== Working data ==
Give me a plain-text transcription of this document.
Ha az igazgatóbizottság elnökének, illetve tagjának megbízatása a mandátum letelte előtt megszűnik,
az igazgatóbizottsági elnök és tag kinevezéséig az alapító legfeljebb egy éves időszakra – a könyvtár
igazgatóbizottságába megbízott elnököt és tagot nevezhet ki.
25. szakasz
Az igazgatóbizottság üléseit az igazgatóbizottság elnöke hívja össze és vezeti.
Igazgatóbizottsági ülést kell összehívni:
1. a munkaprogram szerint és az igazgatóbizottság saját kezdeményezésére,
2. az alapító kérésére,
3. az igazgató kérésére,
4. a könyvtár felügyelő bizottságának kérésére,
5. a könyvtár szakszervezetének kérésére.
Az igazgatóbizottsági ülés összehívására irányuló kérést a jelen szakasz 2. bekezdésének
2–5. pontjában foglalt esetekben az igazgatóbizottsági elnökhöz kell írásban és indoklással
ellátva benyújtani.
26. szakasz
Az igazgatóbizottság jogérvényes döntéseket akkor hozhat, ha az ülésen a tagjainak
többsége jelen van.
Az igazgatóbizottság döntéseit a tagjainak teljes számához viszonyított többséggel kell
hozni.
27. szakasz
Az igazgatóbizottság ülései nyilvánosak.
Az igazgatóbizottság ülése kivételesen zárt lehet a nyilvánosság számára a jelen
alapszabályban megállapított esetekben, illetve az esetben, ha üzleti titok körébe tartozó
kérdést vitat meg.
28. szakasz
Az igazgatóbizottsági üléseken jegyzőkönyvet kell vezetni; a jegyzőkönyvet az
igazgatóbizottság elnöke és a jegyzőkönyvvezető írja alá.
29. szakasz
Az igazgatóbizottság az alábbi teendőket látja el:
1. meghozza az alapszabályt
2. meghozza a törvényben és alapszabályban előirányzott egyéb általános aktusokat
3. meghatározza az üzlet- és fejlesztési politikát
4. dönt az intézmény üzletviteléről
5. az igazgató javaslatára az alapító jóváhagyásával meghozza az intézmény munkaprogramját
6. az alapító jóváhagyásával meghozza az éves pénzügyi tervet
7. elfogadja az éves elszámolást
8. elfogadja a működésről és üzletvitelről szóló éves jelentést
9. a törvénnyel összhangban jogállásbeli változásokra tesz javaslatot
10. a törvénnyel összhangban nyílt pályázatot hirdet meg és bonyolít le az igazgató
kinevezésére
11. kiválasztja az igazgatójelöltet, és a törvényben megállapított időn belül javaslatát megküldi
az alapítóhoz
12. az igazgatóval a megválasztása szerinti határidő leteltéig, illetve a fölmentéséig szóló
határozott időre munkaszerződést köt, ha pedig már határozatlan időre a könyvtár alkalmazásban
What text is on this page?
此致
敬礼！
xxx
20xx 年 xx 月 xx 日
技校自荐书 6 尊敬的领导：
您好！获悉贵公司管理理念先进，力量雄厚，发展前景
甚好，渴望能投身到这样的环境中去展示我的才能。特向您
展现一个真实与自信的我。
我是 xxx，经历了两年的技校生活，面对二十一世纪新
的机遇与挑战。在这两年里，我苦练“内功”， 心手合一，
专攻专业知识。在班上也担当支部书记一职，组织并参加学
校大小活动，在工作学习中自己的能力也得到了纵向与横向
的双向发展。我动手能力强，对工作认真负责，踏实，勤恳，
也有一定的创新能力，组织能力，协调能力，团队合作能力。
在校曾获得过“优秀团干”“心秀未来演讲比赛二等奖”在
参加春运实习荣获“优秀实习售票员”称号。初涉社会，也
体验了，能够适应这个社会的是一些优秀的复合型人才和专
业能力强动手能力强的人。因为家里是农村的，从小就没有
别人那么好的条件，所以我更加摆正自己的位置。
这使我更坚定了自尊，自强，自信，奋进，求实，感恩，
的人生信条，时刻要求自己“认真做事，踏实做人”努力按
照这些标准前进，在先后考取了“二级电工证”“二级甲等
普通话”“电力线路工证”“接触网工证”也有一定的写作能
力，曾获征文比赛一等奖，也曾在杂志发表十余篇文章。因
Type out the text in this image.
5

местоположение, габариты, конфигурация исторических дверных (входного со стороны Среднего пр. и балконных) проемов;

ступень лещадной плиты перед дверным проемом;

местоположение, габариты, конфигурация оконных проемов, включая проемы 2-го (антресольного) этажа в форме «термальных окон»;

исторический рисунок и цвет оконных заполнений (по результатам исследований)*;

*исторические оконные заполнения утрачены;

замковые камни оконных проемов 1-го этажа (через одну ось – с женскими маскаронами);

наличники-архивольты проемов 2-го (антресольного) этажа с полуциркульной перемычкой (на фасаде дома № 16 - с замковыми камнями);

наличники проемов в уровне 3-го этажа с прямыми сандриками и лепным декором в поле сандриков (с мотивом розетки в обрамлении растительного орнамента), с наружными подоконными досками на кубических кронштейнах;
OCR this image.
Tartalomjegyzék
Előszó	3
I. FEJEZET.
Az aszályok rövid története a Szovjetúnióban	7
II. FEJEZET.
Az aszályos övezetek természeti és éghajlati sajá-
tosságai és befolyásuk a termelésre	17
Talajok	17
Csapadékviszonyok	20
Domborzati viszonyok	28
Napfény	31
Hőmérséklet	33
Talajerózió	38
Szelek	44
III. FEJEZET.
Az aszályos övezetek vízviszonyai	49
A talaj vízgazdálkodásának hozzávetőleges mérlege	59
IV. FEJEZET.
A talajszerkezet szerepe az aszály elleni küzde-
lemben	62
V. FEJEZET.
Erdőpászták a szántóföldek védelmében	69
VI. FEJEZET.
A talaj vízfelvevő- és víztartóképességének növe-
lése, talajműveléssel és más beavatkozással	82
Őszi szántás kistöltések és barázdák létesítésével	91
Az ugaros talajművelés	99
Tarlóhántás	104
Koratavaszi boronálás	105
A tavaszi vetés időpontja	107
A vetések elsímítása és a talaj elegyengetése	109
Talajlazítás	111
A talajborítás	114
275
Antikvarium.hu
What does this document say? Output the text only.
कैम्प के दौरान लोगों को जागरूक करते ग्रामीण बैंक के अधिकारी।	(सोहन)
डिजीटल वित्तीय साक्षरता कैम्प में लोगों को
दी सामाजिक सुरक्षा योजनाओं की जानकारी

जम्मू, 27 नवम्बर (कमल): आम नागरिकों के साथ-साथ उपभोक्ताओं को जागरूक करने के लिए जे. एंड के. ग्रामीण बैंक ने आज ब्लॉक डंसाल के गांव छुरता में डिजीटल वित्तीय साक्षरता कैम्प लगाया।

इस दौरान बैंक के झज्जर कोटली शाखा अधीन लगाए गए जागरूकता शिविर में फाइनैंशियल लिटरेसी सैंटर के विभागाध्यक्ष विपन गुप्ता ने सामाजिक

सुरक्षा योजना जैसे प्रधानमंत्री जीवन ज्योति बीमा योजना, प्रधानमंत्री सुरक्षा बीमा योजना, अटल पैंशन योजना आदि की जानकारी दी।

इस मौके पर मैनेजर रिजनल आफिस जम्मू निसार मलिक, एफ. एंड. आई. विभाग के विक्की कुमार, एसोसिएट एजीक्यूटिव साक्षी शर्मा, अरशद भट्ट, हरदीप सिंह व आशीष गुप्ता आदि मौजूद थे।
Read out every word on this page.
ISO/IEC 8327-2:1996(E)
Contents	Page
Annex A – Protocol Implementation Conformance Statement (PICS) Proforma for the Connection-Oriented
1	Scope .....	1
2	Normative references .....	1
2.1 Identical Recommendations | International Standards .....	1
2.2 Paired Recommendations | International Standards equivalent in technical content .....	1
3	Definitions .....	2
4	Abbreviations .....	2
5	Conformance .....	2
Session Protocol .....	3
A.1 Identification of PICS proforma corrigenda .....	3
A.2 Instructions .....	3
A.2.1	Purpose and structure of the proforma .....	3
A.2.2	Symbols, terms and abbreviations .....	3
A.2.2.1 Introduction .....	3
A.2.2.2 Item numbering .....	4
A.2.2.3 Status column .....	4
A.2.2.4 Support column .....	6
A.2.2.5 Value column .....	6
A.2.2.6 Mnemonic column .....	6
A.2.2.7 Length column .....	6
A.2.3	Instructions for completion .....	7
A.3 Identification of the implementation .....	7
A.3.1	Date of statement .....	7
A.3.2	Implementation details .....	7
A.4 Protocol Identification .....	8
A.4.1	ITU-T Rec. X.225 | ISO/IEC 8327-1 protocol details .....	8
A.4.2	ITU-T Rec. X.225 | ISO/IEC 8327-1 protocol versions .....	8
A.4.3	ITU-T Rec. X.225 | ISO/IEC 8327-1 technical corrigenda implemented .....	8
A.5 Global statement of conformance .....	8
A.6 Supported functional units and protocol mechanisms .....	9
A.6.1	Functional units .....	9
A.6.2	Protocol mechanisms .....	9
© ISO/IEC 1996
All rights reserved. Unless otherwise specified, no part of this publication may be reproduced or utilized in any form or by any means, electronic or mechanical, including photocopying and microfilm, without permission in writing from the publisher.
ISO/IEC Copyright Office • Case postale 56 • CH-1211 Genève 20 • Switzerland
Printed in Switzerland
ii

== Written request ==
From the listing, copy each line containing the word "column".

== Response to the task ==
A.2.2.3 Status column .....	4
A.2.2.4 Support column .....	6
A.2.2.5 Value column .....	6
A.2.2.6 Mnemonic column .....	6
A.2.2.7 Length column .....	6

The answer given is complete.